───── Listed records ─────
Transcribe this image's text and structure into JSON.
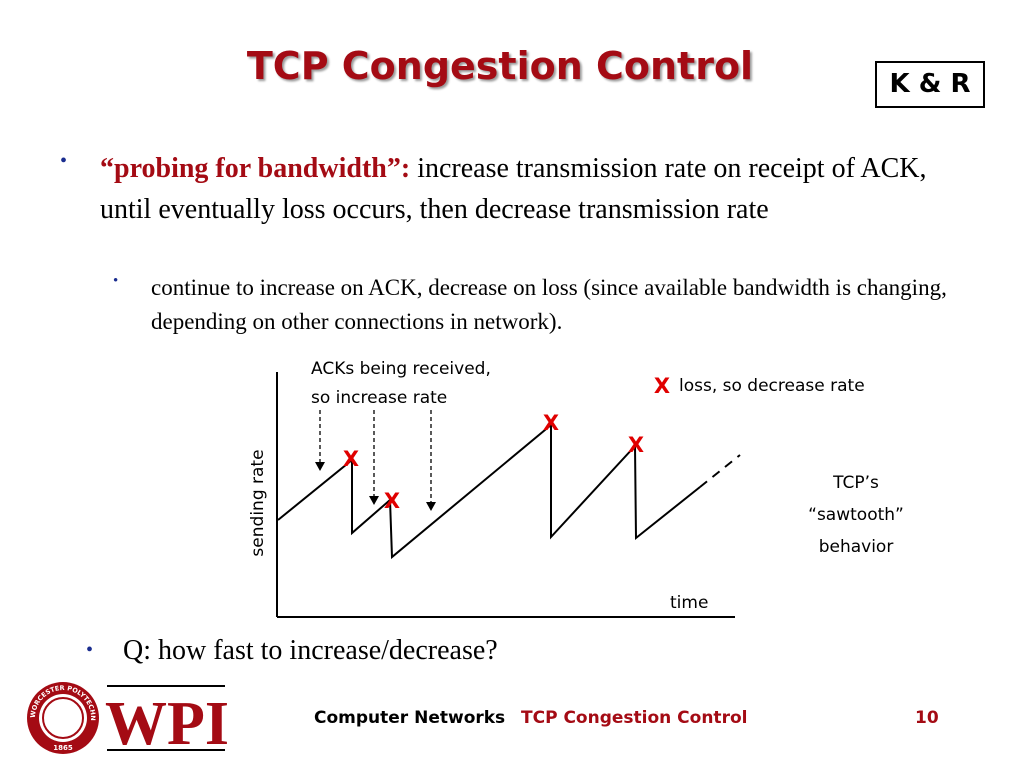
{
  "slide": {
    "title": "TCP Congestion Control",
    "badge": "K & R"
  },
  "bullet1": {
    "marker": "•",
    "lead": "“probing for bandwidth”:",
    "body": " increase transmission rate on receipt of ACK, until eventually loss occurs, then decrease transmission rate"
  },
  "sub_bullet": {
    "marker": "•",
    "text": "continue to increase on ACK, decrease on loss (since available bandwidth is changing, depending on other connections in network)."
  },
  "diagram": {
    "ack_label_line1": "ACKs being received,",
    "ack_label_line2": "so increase rate",
    "loss_marker": "X",
    "loss_label": "loss, so decrease rate",
    "ylabel": "sending rate",
    "xlabel": "time",
    "caption_line1": "TCP’s",
    "caption_line2": "“sawtooth”",
    "caption_line3": "behavior",
    "line_color": "#000000",
    "loss_color": "#e00000"
  },
  "bullet2": {
    "marker": "•",
    "text": "Q: how fast to increase/decrease?"
  },
  "logo": {
    "text": "WPI",
    "seal_text": "WORCESTER POLYTECHNIC INSTITUTE",
    "seal_year": "1865"
  },
  "footer": {
    "course": "Computer Networks",
    "topic": "TCP Congestion Control",
    "page": "10",
    "topic_color": "#a40b14"
  }
}
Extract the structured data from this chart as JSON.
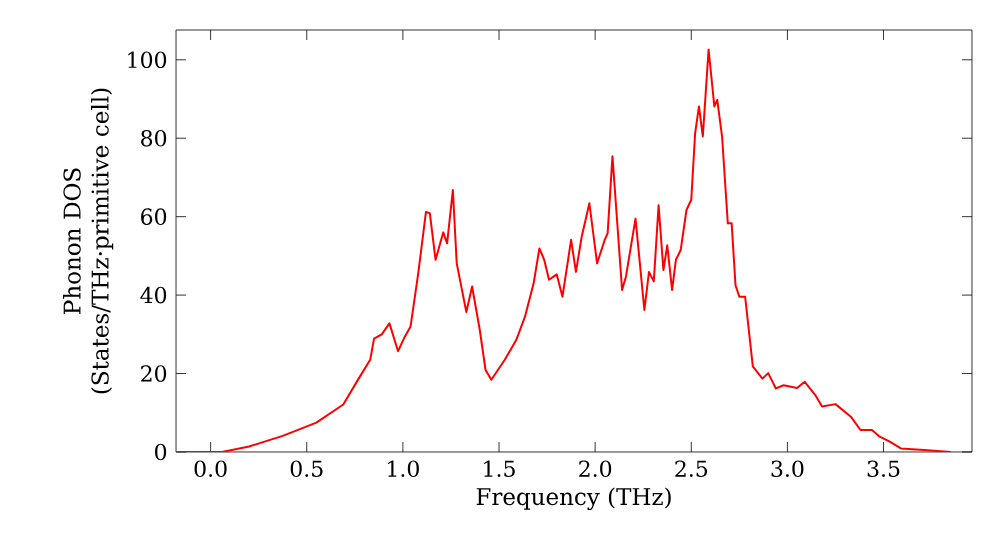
{
  "chart_data": {
    "type": "line",
    "xlabel": "Frequency (THz)",
    "ylabel": "Phonon DOS (States/THz·primitive cell)",
    "xlim": [
      -0.18,
      3.96
    ],
    "ylim": [
      0,
      107.6
    ],
    "xticks": [
      {
        "value": 0,
        "label": "0.0"
      },
      {
        "value": 0.5,
        "label": "0.5"
      },
      {
        "value": 1,
        "label": "1.0"
      },
      {
        "value": 1.5,
        "label": "1.5"
      },
      {
        "value": 2,
        "label": "2.0"
      },
      {
        "value": 2.5,
        "label": "2.5"
      },
      {
        "value": 3,
        "label": "3.0"
      },
      {
        "value": 3.5,
        "label": "3.5"
      }
    ],
    "yticks": [
      0,
      20,
      40,
      60,
      80,
      100
    ],
    "grid": false,
    "marker": "none",
    "line_style": "solid",
    "series": [
      {
        "color": "#ff0000",
        "x": [
          -0.18,
          0.06,
          0.2,
          0.375,
          0.55,
          0.69,
          0.77,
          0.83,
          0.85,
          0.89,
          0.93,
          0.975,
          1.01,
          1.04,
          1.08,
          1.12,
          1.14,
          1.17,
          1.21,
          1.23,
          1.26,
          1.28,
          1.33,
          1.36,
          1.4,
          1.43,
          1.46,
          1.53,
          1.59,
          1.635,
          1.68,
          1.71,
          1.735,
          1.76,
          1.8,
          1.83,
          1.875,
          1.9,
          1.93,
          1.97,
          2.01,
          2.05,
          2.065,
          2.09,
          2.14,
          2.16,
          2.21,
          2.256,
          2.28,
          2.305,
          2.33,
          2.355,
          2.375,
          2.4,
          2.42,
          2.445,
          2.475,
          2.5,
          2.52,
          2.54,
          2.56,
          2.59,
          2.62,
          2.635,
          2.66,
          2.69,
          2.71,
          2.73,
          2.75,
          2.78,
          2.82,
          2.87,
          2.9,
          2.94,
          2.98,
          3.05,
          3.09,
          3.145,
          3.18,
          3.25,
          3.33,
          3.38,
          3.44,
          3.48,
          3.53,
          3.59,
          3.71,
          3.85
        ],
        "values": [
          0,
          0,
          1.4,
          4.1,
          7.5,
          12.1,
          18.7,
          23.5,
          28.9,
          30,
          32.8,
          25.7,
          29.4,
          32,
          45.6,
          61.2,
          60.9,
          49,
          56,
          53.2,
          66.8,
          48.1,
          35.7,
          42.2,
          31.1,
          20.9,
          18.4,
          23.5,
          28.6,
          34.5,
          43,
          51.9,
          49,
          43.9,
          45.3,
          39.6,
          54.1,
          45.9,
          54.9,
          63.4,
          48.1,
          54.1,
          55.8,
          75.4,
          41.3,
          44.7,
          59.5,
          36.2,
          45.9,
          43.5,
          62.9,
          46.4,
          52.7,
          41.3,
          49,
          51.5,
          61.7,
          64.3,
          81.3,
          88.1,
          80.5,
          102.6,
          88.1,
          89.8,
          80.5,
          58.3,
          58.3,
          42.5,
          39.6,
          39.6,
          21.8,
          18.7,
          20.1,
          16.2,
          17,
          16.3,
          17.9,
          14.5,
          11.6,
          12.2,
          9,
          5.6,
          5.6,
          3.9,
          2.7,
          0.9,
          0.5,
          0
        ]
      }
    ]
  }
}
─────
--- Aim ---
Copy out all lines that carry the word "decrease".

--- Response ---
    "body": " increase transmission rate on receipt of ACK, until eventually loss occurs, then decrease transmission rate"
    "text": "continue to increase on ACK, decrease on loss (since available bandwidth is changing, depending on other connections in network)."
    "loss_label": "loss, so decrease rate",
    "text": "Q: how fast to increase/decrease?"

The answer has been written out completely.